• **RECORDS PROVIDED**
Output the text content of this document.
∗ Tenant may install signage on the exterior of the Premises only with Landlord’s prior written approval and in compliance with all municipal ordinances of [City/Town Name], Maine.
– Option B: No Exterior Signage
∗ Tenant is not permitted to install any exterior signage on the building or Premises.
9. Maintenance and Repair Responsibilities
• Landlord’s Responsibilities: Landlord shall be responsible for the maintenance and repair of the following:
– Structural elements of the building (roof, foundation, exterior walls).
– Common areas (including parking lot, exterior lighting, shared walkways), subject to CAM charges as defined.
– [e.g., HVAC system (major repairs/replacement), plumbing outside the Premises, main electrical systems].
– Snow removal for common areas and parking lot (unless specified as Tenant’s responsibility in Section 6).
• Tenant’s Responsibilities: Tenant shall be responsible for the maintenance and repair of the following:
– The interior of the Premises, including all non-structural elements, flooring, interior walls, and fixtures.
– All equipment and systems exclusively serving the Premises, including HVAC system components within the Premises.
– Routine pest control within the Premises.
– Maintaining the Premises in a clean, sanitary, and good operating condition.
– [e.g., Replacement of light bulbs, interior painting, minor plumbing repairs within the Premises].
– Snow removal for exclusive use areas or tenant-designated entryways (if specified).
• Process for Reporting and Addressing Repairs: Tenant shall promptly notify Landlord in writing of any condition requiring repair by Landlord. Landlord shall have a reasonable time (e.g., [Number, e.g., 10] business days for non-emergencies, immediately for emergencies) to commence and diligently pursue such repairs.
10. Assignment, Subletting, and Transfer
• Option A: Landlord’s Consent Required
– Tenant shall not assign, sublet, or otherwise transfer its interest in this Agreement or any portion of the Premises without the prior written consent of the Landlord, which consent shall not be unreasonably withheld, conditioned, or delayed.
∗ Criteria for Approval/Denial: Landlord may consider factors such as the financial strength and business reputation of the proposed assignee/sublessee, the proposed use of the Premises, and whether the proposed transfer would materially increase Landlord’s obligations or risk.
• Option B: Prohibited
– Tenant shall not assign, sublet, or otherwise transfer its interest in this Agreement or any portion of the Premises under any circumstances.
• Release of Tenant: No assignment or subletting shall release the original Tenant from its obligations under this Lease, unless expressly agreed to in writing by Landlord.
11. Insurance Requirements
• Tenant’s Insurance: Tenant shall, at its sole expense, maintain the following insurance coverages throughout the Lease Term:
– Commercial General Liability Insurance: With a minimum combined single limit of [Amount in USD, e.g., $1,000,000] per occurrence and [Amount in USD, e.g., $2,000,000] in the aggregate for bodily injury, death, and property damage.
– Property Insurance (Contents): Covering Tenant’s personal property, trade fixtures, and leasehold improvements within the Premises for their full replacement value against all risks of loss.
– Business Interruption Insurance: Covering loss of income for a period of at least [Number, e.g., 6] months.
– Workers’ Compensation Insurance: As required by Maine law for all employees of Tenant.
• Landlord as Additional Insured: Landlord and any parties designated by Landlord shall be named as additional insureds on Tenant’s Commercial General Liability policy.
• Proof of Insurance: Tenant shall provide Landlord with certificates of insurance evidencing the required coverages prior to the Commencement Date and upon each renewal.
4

==

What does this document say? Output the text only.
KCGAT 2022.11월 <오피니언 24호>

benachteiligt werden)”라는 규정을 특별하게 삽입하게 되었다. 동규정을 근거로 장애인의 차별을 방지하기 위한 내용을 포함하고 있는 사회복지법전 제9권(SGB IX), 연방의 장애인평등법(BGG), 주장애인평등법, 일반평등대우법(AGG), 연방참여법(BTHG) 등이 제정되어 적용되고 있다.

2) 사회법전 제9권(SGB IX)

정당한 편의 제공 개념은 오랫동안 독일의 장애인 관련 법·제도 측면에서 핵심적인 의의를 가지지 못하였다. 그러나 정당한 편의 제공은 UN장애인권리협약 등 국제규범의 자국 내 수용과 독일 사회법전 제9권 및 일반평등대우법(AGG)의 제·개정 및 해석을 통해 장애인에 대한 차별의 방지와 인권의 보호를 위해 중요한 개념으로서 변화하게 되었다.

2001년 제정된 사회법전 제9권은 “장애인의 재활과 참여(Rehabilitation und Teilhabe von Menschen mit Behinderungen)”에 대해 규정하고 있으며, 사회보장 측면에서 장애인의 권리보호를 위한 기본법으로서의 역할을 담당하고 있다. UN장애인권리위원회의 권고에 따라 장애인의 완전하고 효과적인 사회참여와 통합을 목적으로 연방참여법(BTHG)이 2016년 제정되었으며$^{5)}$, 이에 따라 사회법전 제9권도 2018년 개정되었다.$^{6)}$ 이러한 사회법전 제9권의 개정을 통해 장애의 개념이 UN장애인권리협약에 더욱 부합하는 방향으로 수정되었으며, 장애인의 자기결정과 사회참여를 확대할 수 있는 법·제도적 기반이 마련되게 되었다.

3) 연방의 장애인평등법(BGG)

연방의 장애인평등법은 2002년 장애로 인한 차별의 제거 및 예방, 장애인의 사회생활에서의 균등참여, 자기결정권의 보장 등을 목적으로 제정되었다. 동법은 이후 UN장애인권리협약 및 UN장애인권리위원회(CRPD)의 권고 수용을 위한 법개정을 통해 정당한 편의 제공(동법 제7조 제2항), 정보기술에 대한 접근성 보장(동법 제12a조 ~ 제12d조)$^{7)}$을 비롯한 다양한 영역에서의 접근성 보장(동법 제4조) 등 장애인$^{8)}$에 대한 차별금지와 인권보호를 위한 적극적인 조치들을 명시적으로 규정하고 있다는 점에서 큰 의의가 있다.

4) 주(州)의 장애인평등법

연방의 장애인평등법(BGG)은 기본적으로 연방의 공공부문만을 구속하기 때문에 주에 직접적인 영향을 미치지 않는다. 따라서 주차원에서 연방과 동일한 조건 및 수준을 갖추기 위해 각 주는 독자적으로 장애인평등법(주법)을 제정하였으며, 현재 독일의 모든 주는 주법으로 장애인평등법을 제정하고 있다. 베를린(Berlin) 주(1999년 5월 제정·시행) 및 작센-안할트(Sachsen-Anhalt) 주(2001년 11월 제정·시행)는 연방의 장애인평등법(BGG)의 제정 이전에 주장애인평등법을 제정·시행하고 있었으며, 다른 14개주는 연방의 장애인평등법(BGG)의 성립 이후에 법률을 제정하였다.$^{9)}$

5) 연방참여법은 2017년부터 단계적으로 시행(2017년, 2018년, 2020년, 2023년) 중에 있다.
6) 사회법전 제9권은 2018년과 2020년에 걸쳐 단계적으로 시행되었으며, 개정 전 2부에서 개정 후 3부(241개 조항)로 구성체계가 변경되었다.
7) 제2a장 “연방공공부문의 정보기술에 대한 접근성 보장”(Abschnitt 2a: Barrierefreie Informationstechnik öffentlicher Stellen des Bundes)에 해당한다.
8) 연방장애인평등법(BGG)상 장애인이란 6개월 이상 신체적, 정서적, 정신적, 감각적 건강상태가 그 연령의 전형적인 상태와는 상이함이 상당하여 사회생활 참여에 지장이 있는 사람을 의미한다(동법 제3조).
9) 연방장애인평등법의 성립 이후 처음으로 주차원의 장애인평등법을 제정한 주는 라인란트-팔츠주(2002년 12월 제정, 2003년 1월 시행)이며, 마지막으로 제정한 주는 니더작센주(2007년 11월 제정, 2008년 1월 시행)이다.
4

• **EXERCISE BRIEF**
Search the data above for lines holding "repairs" and copy each of them.

• **OUTPUT OF THE TASK**
– [e.g., HVAC system (major repairs/replacement), plumbing outside the Premises, main electrical systems].
– [e.g., Replacement of light bulbs, interior painting, minor plumbing repairs within the Premises].
• Process for Reporting and Addressing Repairs: Tenant shall promptly notify Landlord in writing of any condition requiring repair by Landlord. Landlord shall have a reasonable time (e.g., [Number, e.g., 10] business days for non-emergencies, immediately for emergencies) to commence and diligently pursue such repairs.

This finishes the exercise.